Stated problem: Where does the string "prof" appear in the records? Copy every line that contains it.

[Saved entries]
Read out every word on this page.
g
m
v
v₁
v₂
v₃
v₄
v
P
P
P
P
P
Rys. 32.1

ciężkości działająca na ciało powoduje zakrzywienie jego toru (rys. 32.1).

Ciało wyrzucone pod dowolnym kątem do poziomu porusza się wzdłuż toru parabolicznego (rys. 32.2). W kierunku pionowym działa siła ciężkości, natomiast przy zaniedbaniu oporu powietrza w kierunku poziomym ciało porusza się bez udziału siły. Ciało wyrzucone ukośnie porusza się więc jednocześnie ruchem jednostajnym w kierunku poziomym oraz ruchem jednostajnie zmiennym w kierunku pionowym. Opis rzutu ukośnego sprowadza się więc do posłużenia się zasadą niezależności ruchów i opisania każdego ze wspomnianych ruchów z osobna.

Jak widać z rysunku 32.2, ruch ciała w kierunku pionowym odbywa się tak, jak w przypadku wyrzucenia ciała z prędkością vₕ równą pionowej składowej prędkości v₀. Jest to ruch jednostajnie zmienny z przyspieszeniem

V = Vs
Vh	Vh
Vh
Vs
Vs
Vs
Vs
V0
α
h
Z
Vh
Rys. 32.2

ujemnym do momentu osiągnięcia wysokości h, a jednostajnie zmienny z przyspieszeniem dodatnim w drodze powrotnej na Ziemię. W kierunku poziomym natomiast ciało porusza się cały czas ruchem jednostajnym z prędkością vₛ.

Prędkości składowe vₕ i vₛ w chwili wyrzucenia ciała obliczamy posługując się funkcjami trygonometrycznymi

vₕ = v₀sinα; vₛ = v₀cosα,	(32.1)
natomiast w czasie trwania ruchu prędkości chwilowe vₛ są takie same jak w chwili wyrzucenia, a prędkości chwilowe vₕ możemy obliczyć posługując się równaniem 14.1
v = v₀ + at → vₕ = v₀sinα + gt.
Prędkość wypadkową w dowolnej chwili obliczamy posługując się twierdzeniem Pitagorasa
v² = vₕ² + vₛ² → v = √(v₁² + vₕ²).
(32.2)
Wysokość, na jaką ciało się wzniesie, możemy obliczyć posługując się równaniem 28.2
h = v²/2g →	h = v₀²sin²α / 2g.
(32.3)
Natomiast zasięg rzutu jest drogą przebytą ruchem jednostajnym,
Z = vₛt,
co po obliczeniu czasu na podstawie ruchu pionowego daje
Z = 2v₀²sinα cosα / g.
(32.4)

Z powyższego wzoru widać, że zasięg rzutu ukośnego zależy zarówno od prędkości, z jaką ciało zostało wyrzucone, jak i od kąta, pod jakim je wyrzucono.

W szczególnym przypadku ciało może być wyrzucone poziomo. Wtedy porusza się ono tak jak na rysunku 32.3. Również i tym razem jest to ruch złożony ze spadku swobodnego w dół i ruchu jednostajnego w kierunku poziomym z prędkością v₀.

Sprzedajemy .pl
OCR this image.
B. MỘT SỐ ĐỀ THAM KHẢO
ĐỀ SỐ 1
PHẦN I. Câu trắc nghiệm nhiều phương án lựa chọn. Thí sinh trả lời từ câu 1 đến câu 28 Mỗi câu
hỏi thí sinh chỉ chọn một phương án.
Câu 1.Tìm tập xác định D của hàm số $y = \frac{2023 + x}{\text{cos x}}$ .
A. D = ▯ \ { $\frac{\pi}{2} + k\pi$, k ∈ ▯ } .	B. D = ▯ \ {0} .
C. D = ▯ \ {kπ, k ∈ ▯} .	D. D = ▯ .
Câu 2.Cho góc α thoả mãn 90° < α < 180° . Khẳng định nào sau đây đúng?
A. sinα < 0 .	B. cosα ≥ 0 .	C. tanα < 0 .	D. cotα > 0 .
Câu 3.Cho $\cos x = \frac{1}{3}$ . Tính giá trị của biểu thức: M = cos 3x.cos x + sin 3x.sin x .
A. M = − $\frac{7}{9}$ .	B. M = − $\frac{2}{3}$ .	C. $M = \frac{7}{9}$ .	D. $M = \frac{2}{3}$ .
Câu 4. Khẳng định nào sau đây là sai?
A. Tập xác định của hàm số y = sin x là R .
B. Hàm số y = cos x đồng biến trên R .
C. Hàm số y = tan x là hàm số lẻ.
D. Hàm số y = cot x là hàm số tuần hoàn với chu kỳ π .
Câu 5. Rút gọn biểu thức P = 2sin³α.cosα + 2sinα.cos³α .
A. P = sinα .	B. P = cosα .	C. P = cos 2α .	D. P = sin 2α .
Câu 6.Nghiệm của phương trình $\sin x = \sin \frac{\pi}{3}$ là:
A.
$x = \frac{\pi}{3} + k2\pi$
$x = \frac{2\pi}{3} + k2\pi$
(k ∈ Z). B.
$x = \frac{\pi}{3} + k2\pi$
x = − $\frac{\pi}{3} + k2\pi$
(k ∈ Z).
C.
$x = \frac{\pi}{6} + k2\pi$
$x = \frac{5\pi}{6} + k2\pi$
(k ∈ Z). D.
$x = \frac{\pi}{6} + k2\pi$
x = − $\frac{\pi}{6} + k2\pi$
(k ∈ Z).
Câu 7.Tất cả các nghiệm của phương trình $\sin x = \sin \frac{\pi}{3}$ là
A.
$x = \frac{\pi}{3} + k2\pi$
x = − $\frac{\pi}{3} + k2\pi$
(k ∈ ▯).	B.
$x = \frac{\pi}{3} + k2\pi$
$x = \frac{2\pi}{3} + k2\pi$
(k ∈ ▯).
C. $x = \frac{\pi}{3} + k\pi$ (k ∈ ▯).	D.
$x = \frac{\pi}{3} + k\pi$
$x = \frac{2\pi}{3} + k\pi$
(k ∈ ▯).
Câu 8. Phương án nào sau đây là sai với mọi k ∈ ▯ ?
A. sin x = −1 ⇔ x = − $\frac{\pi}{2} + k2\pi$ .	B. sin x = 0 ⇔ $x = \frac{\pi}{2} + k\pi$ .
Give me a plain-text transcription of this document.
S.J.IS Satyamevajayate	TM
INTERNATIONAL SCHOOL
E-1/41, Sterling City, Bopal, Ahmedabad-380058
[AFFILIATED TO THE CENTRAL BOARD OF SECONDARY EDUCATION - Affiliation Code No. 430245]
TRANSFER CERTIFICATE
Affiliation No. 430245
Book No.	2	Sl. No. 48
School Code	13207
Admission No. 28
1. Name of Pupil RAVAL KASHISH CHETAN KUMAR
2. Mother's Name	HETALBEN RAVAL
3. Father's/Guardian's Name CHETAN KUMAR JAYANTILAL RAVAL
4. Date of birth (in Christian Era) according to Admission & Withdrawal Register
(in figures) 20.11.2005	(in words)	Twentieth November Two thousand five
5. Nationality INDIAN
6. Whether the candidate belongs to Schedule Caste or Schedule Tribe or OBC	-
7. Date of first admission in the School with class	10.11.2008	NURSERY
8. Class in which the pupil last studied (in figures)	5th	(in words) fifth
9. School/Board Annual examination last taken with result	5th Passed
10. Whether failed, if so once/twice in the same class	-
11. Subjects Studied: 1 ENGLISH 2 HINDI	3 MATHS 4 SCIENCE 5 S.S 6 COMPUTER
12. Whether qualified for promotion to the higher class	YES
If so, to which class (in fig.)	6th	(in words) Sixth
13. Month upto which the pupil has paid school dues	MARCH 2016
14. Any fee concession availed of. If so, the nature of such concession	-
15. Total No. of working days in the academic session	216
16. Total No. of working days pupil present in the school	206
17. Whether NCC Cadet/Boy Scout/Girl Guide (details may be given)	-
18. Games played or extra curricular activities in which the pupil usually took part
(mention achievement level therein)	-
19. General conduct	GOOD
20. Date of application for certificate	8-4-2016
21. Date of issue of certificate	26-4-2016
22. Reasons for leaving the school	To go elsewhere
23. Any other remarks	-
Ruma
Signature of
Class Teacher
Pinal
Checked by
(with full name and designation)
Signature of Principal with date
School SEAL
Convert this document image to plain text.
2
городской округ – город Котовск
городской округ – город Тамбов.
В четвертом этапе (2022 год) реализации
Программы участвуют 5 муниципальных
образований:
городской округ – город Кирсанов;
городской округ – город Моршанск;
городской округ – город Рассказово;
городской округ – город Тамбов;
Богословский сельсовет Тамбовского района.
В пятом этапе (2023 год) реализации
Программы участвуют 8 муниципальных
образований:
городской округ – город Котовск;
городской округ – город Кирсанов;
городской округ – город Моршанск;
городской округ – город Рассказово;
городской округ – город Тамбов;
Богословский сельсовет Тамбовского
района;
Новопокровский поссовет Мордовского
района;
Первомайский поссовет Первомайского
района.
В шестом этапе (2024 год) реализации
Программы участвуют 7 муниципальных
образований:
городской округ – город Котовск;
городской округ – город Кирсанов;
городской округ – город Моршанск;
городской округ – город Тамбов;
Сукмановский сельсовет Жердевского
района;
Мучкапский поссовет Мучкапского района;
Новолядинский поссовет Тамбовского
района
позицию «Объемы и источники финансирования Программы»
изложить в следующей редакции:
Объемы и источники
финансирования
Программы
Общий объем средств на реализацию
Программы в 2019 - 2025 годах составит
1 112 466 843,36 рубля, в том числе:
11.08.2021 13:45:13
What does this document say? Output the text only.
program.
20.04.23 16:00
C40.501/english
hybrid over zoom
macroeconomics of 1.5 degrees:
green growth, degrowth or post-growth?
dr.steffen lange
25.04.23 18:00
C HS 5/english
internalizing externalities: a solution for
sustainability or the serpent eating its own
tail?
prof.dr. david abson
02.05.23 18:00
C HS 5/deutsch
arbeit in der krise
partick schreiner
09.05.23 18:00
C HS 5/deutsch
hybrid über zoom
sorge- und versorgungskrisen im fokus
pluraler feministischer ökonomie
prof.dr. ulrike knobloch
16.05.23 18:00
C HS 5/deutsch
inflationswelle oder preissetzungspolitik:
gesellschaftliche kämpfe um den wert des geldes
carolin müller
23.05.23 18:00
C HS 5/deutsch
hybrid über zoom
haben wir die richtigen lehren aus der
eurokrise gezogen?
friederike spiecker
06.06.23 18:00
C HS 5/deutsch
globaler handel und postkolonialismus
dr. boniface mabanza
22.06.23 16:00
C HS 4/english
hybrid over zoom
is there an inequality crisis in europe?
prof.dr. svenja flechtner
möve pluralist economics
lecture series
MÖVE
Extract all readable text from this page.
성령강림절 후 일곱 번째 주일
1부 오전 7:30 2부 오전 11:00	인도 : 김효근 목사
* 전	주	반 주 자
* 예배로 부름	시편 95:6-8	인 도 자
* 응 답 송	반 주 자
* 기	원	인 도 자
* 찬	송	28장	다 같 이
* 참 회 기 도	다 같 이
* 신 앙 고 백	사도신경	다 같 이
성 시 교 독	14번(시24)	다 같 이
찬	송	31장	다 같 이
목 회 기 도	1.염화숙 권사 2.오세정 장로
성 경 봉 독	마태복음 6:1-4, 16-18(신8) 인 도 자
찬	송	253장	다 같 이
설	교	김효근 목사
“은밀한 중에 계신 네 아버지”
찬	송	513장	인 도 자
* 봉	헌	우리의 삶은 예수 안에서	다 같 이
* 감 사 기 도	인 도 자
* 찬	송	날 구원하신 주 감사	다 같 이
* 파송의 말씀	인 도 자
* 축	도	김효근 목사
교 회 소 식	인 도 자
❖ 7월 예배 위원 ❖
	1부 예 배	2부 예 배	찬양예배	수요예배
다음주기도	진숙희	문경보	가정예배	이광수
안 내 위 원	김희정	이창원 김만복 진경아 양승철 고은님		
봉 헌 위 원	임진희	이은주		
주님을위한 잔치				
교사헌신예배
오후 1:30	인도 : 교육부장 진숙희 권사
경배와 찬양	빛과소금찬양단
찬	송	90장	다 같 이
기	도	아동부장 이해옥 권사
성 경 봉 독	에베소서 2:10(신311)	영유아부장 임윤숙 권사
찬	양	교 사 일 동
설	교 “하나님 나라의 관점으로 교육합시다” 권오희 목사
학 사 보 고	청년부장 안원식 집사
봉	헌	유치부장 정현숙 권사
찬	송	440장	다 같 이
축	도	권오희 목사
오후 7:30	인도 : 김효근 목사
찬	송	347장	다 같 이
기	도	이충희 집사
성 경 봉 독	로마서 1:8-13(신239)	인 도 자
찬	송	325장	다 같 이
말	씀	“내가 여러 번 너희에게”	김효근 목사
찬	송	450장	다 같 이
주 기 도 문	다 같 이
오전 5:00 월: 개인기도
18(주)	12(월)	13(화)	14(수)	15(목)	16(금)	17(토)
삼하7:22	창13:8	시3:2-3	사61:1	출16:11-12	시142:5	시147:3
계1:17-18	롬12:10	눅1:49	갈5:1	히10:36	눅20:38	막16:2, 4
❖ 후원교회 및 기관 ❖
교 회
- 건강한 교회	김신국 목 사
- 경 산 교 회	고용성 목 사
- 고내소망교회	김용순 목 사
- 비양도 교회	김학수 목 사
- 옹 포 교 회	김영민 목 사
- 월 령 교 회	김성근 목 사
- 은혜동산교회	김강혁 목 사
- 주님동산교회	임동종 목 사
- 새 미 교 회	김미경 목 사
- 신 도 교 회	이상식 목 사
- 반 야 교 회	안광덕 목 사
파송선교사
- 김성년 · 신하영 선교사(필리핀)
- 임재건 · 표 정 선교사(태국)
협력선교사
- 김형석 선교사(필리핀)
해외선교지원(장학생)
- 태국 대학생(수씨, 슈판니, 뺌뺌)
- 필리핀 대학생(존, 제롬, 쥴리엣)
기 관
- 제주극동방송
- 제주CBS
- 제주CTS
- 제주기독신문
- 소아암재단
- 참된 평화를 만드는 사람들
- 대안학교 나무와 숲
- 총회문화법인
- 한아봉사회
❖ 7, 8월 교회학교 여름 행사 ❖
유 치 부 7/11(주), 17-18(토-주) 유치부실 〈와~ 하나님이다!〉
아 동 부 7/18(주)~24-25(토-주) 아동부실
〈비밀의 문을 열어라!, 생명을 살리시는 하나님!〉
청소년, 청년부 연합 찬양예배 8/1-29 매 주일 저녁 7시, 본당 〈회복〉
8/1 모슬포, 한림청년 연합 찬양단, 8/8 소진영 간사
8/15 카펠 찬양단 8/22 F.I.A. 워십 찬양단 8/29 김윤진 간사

Complete output:
prof.dr. david abson
prof.dr. ulrike knobloch
prof.dr. svenja flechtner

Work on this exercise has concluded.